* _Stated exercise_
Scan the lines below for the word "walls". Copy each line you find it in.

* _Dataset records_
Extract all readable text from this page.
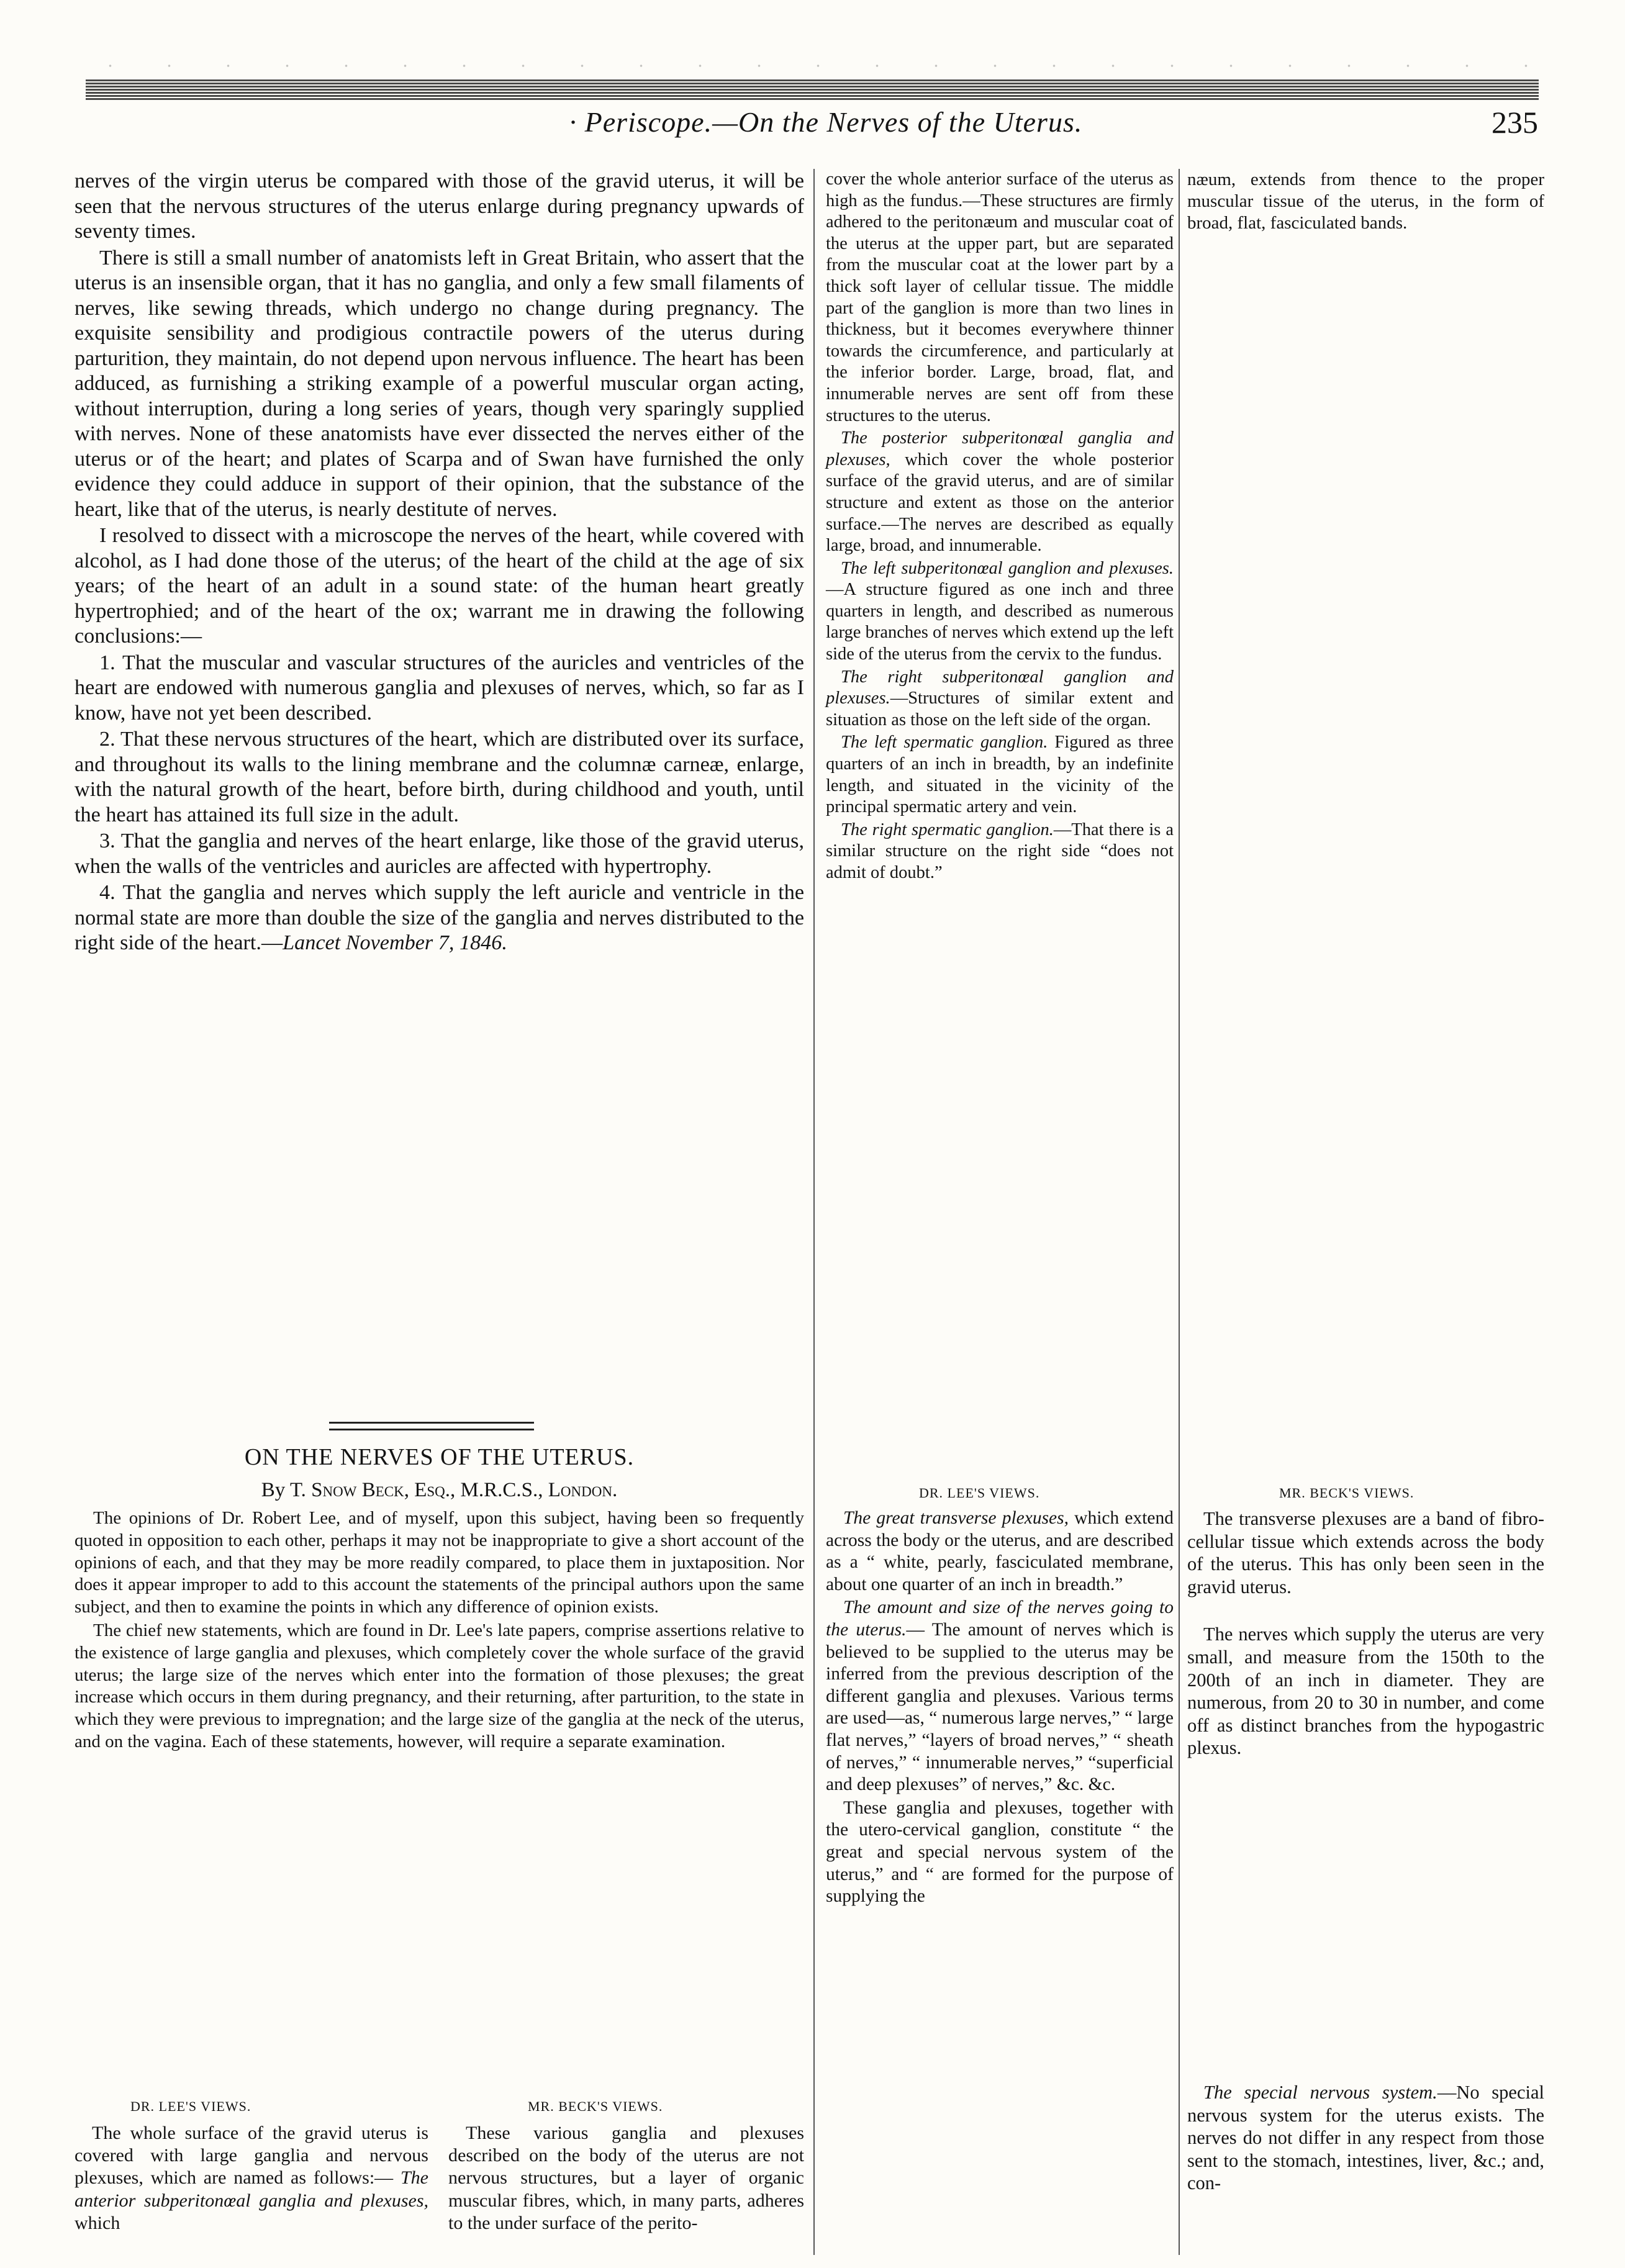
· Periscope.—On the Nerves of the Uterus.	235

nerves of the virgin uterus be compared with those of the gravid uterus, it will be seen that the nervous structures of the uterus enlarge during pregnancy upwards of seventy times.

There is still a small number of anatomists left in Great Britain, who assert that the uterus is an insensible organ, that it has no ganglia, and only a few small filaments of nerves, like sewing threads, which undergo no change during pregnancy. The exquisite sensibility and prodigious contractile powers of the uterus during parturition, they maintain, do not depend upon nervous influence. The heart has been adduced, as furnishing a striking example of a powerful muscular organ acting, without interruption, during a long series of years, though very sparingly supplied with nerves. None of these anatomists have ever dissected the nerves either of the uterus or of the heart; and plates of Scarpa and of Swan have furnished the only evidence they could adduce in support of their opinion, that the substance of the heart, like that of the uterus, is nearly destitute of nerves.

I resolved to dissect with a microscope the nerves of the heart, while covered with alcohol, as I had done those of the uterus; of the heart of the child at the age of six years; of the heart of an adult in a sound state: of the human heart greatly hypertrophied; and of the heart of the ox; warrant me in drawing the following conclusions:—

1. That the muscular and vascular structures of the auricles and ventricles of the heart are endowed with numerous ganglia and plexuses of nerves, which, so far as I know, have not yet been described.

2. That these nervous structures of the heart, which are distributed over its surface, and throughout its walls to the lining membrane and the columnæ carneæ, enlarge, with the natural growth of the heart, before birth, during childhood and youth, until the heart has attained its full size in the adult.

3. That the ganglia and nerves of the heart enlarge, like those of the gravid uterus, when the walls of the ventricles and auricles are affected with hypertrophy.

4. That the ganglia and nerves which supply the left auricle and ventricle in the normal state are more than double the size of the ganglia and nerves distributed to the right side of the heart.—Lancet November 7, 1846.

ON THE NERVES OF THE UTERUS.
By T. Snow Beck, Esq., M.R.C.S., London.

The opinions of Dr. Robert Lee, and of myself, upon this subject, having been so frequently quoted in opposition to each other, perhaps it may not be inappropriate to give a short account of the opinions of each, and that they may be more readily compared, to place them in juxtaposition. Nor does it appear improper to add to this account the statements of the principal authors upon the same subject, and then to examine the points in which any difference of opinion exists.

The chief new statements, which are found in Dr. Lee's late papers, comprise assertions relative to the existence of large ganglia and plexuses, which completely cover the whole surface of the gravid uterus; the large size of the nerves which enter into the formation of those plexuses; the great increase which occurs in them during pregnancy, and their returning, after parturition, to the state in which they were previous to impregnation; and the large size of the ganglia at the neck of the uterus, and on the vagina. Each of these statements, however, will require a separate examination.

DR. LEE'S VIEWS.	MR. BECK'S VIEWS.

The whole surface of the gravid uterus is covered with large ganglia and nervous plexuses, which are named as follows:— The anterior subperitonœal ganglia and plexuses, which

These various ganglia and plexuses described on the body of the uterus are not nervous structures, but a layer of organic muscular fibres, which, in many parts, adheres to the under surface of the perito-

cover the whole anterior surface of the uterus as high as the fundus.—These structures are firmly adhered to the peritonæum and muscular coat of the uterus at the upper part, but are separated from the muscular coat at the lower part by a thick soft layer of cellular tissue. The middle part of the ganglion is more than two lines in thickness, but it becomes everywhere thinner towards the circumference, and particularly at the inferior border. Large, broad, flat, and innumerable nerves are sent off from these structures to the uterus.

The posterior subperitonœal ganglia and plexuses, which cover the whole posterior surface of the gravid uterus, and are of similar structure and extent as those on the anterior surface.—The nerves are described as equally large, broad, and innumerable.

The left subperitonœal ganglion and plexuses.—A structure figured as one inch and three quarters in length, and described as numerous large branches of nerves which extend up the left side of the uterus from the cervix to the fundus.

The right subperitonœal ganglion and plexuses.—Structures of similar extent and situation as those on the left side of the organ.

The left spermatic ganglion. Figured as three quarters of an inch in breadth, by an indefinite length, and situated in the vicinity of the principal spermatic artery and vein.

The right spermatic ganglion.—That there is a similar structure on the right side “does not admit of doubt.”

næum, extends from thence to the proper muscular tissue of the uterus, in the form of broad, flat, fasciculated bands.

DR. LEE'S VIEWS.	MR. BECK'S VIEWS.

The great transverse plexuses, which extend across the body or the uterus, and are described as a “ white, pearly, fasciculated membrane, about one quarter of an inch in breadth.”

The amount and size of the nerves going to the uterus.— The amount of nerves which is believed to be supplied to the uterus may be inferred from the previous description of the different ganglia and plexuses. Various terms are used—as, “ numerous large nerves,” “ large flat nerves,” “layers of broad nerves,” “ sheath of nerves,” “ innumerable nerves,” “superficial and deep plexuses” of nerves,” &c. &c.

These ganglia and plexuses, together with the utero-cervical ganglion, constitute “ the great and special nervous system of the uterus,” and “ are formed for the purpose of supplying the

The transverse plexuses are a band of fibro-cellular tissue which extends across the body of the uterus. This has only been seen in the gravid uterus.

The nerves which supply the uterus are very small, and measure from the 150th to the 200th of an inch in diameter. They are numerous, from 20 to 30 in number, and come off as distinct branches from the hypogastric plexus.

The special nervous system.—No special nervous system for the uterus exists. The nerves do not differ in any respect from those sent to the stomach, intestines, liver, &c.; and, con-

* _Result below_
2. That these nervous structures of the heart, which are distributed over its surface, and throughout its walls to the lining membrane and the columnæ carneæ, enlarge, with the natural growth of the heart, before birth, during childhood and youth, until the heart has attained its full size in the adult.
3. That the ganglia and nerves of the heart enlarge, like those of the gravid uterus, when the walls of the ventricles and auricles are affected with hypertrophy.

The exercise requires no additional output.